Records for processing
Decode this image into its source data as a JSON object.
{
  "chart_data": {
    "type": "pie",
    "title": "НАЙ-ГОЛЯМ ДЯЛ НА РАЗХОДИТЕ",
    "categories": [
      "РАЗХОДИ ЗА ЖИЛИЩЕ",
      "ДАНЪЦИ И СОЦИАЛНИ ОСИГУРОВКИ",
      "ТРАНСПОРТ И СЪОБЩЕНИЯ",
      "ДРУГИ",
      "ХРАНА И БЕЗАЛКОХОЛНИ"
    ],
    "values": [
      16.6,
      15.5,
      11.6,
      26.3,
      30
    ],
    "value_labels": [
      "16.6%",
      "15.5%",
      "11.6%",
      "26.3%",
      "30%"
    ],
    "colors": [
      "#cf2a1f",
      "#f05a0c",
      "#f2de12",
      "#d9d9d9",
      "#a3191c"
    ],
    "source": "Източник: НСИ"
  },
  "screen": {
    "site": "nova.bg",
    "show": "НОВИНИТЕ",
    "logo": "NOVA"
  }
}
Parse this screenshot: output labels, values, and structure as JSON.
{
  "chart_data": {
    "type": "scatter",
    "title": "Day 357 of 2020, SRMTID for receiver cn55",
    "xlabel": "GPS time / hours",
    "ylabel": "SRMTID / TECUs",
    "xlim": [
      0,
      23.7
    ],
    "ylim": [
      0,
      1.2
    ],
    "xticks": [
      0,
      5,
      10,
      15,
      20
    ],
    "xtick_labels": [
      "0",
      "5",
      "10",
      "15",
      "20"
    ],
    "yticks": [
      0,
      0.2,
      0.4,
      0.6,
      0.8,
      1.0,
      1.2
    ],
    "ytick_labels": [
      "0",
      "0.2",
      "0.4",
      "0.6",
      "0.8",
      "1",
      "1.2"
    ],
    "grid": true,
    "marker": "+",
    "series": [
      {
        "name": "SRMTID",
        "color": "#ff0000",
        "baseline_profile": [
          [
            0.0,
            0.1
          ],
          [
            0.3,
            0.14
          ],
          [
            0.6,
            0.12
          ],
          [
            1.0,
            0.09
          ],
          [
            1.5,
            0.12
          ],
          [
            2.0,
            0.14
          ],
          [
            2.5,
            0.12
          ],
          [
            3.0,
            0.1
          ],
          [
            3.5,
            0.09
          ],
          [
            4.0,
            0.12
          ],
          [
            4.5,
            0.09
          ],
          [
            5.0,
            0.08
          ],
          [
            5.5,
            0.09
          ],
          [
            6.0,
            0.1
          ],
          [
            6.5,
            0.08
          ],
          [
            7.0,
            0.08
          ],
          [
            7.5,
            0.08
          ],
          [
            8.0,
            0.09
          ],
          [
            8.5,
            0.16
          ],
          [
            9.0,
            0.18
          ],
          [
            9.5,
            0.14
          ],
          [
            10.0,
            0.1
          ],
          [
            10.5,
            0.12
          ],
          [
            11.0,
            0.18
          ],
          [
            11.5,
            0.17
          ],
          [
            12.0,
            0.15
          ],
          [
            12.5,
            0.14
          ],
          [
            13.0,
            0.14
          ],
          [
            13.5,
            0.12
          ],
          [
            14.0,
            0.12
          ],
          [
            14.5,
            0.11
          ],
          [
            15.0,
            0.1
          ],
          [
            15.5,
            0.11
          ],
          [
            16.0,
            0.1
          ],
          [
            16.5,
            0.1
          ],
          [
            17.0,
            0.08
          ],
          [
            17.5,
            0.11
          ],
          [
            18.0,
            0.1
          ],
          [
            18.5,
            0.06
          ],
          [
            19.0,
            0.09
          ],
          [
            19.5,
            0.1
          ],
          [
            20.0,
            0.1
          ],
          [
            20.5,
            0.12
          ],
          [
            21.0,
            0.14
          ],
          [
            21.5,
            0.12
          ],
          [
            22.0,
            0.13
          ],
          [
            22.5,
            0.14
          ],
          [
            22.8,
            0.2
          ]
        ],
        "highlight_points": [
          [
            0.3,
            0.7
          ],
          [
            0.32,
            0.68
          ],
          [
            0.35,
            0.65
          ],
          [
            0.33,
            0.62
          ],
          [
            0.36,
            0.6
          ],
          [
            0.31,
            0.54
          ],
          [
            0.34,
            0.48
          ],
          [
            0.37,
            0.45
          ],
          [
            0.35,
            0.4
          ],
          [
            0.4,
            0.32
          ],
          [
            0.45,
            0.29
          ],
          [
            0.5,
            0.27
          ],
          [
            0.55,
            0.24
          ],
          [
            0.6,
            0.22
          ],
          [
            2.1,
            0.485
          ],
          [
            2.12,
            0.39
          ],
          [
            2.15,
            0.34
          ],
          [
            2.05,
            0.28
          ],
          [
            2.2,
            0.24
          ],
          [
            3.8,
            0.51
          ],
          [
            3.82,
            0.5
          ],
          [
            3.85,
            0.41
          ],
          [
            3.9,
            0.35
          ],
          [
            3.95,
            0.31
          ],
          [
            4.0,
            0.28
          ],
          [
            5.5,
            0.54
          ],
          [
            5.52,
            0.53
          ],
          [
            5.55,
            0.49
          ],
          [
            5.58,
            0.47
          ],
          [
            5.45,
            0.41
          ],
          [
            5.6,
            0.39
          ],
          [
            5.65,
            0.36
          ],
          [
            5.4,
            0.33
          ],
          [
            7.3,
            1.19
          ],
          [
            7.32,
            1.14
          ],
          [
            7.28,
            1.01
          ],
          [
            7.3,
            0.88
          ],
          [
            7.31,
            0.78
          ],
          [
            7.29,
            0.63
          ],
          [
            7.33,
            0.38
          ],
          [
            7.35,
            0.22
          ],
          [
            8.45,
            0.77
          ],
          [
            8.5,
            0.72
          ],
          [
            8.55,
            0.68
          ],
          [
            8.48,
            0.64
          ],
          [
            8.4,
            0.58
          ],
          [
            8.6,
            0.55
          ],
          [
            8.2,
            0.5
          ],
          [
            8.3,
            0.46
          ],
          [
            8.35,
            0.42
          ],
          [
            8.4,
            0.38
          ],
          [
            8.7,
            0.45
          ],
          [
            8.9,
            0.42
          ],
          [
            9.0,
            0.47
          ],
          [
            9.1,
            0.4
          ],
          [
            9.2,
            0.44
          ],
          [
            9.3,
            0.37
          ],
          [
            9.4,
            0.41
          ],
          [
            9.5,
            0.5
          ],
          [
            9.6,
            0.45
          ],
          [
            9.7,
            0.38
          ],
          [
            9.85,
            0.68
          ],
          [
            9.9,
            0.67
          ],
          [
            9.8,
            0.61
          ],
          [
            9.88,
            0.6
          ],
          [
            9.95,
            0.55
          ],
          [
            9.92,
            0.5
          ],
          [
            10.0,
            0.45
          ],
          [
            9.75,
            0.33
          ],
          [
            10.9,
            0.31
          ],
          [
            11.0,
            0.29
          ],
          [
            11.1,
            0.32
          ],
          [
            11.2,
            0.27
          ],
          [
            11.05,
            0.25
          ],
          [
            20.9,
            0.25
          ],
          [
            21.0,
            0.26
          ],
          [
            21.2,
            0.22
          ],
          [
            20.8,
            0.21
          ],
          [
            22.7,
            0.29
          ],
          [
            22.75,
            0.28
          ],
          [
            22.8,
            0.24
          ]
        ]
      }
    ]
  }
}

Task directions
Identify every line where the string "SRMTID" appears.

Complete answer
    "title": "Day 357 of 2020, SRMTID for receiver cn55",
    "ylabel": "SRMTID / TECUs",
        "name": "SRMTID",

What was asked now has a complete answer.